Instructions to follow:
Find every line containing the word "source" in the records below; report only how many there are.
---------------
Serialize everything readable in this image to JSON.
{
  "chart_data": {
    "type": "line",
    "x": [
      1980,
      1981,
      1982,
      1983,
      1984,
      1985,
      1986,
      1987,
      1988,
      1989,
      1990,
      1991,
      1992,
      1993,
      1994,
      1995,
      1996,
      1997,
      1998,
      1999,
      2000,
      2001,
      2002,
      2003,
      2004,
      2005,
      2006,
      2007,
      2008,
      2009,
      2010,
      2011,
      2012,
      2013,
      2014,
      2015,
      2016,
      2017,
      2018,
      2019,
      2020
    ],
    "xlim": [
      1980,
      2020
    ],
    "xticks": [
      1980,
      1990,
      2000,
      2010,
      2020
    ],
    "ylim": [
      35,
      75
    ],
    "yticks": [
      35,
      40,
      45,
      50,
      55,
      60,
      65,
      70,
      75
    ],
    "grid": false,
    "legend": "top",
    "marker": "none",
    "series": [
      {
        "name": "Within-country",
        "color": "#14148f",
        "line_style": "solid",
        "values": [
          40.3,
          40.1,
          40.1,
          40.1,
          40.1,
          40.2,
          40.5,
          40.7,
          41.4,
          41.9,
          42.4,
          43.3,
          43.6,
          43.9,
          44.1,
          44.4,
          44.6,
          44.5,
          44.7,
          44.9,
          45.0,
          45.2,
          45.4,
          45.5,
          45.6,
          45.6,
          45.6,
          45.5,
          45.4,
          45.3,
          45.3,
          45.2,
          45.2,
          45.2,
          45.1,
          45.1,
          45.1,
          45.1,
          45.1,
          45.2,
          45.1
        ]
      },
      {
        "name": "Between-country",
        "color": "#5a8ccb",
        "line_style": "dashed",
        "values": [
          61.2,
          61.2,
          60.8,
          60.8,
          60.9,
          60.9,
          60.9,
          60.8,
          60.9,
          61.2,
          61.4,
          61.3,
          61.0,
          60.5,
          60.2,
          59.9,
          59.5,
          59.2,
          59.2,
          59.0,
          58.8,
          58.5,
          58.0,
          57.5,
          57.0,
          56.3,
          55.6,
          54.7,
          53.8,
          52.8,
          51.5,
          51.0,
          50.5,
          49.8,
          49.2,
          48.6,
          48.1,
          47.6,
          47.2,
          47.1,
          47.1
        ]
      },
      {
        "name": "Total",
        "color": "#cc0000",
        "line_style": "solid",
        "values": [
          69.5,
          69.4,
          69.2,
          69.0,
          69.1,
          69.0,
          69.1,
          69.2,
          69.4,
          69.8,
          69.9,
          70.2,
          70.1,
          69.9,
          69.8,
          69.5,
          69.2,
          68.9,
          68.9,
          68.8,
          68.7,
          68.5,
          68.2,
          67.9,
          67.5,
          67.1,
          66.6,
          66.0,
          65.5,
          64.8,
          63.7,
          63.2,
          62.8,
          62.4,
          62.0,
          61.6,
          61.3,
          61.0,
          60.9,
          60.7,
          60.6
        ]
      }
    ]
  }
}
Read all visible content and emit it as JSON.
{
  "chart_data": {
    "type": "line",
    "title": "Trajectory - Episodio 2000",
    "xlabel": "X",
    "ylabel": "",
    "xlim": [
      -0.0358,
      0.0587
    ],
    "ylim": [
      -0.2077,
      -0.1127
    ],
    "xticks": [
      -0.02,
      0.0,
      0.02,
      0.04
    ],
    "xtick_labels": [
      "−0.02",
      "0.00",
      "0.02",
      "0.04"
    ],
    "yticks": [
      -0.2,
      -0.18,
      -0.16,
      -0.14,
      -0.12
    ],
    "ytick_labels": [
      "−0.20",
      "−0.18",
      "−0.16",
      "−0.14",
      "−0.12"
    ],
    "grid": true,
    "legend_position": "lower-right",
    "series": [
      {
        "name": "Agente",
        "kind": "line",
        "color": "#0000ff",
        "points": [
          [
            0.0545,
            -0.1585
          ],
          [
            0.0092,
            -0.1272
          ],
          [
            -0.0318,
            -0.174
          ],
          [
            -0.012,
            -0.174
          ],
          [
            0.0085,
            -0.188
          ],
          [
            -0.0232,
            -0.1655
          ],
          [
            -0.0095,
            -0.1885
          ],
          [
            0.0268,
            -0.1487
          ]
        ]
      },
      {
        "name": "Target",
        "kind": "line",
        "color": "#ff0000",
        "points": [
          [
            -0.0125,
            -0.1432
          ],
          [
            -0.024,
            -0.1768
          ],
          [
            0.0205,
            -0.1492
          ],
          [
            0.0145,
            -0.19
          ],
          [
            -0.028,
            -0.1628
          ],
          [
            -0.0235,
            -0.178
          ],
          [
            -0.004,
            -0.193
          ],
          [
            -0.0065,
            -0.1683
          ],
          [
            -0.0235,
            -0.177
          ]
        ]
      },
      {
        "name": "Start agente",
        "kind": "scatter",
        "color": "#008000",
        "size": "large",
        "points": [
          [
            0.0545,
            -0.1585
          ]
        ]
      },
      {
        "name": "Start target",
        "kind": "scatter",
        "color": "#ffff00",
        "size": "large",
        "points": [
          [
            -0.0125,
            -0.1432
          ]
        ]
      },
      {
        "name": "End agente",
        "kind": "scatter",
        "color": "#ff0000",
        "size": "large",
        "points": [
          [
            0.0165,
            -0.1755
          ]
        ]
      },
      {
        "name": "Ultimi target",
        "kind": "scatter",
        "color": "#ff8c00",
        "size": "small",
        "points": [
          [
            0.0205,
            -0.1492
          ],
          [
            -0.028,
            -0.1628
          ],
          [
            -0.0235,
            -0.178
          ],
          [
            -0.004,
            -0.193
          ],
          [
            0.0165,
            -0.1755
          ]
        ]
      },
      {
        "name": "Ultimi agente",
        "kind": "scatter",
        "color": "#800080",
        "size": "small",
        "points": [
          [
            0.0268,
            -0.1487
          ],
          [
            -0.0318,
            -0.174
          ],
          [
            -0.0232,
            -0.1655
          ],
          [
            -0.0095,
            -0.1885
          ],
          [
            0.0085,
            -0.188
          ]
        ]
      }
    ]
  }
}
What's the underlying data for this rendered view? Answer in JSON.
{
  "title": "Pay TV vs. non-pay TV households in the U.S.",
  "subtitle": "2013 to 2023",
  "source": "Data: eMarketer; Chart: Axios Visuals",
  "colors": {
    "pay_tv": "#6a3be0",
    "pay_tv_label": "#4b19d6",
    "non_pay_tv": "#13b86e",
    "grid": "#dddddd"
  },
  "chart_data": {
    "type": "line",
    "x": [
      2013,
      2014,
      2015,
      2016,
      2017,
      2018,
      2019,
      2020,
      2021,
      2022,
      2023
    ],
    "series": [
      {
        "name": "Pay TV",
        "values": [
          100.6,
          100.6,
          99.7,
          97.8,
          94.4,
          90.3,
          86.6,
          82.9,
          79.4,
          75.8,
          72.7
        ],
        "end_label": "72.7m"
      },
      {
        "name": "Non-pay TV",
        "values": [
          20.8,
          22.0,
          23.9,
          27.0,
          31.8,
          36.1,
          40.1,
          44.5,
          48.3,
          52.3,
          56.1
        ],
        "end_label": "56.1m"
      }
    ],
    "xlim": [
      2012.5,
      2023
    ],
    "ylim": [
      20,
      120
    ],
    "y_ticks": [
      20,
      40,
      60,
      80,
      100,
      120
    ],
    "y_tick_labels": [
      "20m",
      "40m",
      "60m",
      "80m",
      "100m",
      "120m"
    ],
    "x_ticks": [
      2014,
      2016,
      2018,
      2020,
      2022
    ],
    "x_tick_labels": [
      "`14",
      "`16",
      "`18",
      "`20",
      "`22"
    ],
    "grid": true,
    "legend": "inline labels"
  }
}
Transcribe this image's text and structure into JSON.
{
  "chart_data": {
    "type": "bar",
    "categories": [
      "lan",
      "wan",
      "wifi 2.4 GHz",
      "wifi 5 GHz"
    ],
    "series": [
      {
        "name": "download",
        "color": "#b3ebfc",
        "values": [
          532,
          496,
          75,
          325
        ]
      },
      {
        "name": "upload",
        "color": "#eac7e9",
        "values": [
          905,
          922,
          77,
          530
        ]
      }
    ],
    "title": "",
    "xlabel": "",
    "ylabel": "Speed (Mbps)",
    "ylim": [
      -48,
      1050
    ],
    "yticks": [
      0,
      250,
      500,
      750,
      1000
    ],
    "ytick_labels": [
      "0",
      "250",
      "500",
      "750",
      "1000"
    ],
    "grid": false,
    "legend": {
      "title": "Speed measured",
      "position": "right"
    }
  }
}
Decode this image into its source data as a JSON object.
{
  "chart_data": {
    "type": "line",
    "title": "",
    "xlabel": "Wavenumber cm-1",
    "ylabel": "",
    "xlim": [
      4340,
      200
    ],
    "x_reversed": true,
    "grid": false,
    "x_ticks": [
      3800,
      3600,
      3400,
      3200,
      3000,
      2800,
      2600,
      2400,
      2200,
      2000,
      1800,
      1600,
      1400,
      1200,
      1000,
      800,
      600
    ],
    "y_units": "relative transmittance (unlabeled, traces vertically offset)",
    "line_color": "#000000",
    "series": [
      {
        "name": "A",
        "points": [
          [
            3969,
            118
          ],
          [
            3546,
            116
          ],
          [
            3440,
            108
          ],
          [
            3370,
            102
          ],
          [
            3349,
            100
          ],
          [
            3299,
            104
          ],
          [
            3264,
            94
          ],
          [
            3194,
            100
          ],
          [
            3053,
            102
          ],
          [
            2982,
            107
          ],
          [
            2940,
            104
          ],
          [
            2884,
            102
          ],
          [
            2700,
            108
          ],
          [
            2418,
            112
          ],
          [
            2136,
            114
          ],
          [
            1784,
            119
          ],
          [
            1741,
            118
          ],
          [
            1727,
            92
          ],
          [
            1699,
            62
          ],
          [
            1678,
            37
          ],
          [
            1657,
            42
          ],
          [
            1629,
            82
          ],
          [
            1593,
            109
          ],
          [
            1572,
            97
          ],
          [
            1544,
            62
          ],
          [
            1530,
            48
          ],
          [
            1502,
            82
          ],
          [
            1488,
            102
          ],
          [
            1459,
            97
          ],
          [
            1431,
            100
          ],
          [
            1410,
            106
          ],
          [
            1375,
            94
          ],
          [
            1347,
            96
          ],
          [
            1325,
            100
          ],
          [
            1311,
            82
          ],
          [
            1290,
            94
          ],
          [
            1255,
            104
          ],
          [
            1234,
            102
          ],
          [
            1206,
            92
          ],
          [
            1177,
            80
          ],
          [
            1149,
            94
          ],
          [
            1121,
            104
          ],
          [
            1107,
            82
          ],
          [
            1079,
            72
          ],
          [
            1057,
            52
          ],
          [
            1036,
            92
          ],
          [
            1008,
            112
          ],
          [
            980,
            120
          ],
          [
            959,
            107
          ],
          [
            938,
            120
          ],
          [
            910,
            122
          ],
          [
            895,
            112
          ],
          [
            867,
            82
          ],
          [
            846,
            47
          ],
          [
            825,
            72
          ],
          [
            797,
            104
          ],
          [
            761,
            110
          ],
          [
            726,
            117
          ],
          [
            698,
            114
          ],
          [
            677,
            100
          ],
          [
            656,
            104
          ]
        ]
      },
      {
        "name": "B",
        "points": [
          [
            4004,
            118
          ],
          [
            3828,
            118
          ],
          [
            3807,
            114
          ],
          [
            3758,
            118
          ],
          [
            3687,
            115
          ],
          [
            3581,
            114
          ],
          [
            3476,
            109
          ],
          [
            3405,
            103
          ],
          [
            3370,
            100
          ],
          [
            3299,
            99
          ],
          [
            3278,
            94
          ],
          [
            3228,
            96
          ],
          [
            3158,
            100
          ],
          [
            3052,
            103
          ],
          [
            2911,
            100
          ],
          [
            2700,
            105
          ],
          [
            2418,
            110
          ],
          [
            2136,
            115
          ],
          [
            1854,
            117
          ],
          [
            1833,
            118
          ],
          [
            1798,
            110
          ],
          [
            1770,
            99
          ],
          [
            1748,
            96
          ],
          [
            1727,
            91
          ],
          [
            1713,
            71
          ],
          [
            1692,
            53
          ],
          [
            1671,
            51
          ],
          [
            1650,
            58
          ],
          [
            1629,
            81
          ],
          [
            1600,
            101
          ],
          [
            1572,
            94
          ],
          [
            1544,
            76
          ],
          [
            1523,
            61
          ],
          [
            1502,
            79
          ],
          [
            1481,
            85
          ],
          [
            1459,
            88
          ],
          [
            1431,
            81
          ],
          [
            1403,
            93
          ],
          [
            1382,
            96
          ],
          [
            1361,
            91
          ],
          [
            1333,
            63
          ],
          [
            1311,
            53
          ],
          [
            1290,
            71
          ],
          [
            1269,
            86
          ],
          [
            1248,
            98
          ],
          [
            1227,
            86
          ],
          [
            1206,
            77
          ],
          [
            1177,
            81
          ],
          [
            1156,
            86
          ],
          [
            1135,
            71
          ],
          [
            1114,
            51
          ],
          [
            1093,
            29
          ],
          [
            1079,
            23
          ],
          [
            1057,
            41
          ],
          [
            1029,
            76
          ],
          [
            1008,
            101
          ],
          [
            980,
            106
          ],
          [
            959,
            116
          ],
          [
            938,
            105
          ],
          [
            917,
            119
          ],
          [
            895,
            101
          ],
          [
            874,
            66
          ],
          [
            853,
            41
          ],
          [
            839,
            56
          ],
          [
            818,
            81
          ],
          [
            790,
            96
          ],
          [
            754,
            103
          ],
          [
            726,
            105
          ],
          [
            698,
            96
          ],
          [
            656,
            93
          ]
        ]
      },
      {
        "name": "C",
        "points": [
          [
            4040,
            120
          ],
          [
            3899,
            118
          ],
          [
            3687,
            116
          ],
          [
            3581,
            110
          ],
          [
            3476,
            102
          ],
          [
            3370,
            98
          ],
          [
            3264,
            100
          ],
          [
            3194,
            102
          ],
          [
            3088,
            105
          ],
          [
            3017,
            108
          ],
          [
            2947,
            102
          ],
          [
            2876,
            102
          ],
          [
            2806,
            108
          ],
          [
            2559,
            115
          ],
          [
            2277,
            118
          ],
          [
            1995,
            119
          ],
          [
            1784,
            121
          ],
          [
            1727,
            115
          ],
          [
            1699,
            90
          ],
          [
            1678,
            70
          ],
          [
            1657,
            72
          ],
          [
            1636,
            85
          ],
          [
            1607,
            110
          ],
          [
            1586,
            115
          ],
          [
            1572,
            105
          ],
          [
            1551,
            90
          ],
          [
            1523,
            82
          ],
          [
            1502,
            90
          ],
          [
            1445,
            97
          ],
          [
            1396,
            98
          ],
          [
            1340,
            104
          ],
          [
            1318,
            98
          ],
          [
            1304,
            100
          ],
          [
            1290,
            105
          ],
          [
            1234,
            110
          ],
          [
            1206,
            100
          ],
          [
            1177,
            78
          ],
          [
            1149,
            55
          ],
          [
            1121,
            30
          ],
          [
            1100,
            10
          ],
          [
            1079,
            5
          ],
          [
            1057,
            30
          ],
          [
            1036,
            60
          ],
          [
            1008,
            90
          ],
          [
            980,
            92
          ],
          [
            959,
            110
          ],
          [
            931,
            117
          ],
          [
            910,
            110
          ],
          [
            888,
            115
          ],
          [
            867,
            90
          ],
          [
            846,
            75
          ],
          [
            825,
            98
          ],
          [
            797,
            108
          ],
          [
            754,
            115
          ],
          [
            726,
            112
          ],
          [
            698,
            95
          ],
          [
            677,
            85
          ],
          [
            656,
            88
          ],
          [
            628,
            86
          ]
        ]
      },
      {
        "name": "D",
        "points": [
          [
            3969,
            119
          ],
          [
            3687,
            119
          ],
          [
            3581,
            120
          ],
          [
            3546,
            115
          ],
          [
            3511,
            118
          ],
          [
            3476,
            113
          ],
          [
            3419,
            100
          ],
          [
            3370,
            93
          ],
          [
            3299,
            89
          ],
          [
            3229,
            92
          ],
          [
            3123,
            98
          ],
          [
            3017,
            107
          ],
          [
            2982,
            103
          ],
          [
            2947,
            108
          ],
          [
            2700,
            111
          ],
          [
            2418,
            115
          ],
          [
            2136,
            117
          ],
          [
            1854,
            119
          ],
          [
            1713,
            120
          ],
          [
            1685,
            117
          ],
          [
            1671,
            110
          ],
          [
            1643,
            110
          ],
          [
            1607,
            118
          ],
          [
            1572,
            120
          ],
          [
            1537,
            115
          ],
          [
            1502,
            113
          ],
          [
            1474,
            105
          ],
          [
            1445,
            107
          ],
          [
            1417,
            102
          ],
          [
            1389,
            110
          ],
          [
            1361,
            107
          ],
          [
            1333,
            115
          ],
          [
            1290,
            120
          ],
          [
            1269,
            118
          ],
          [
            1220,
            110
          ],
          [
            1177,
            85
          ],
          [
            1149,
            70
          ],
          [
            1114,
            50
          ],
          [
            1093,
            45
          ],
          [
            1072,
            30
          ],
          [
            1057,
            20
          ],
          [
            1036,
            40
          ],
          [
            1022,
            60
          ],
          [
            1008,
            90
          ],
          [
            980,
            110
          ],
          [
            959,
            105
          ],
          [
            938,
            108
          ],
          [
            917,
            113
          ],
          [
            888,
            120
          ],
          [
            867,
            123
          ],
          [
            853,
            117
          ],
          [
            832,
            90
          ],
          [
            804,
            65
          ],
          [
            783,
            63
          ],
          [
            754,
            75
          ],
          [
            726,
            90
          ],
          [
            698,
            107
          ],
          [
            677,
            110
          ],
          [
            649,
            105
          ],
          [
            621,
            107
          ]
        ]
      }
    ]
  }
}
---------------
Expected output:
2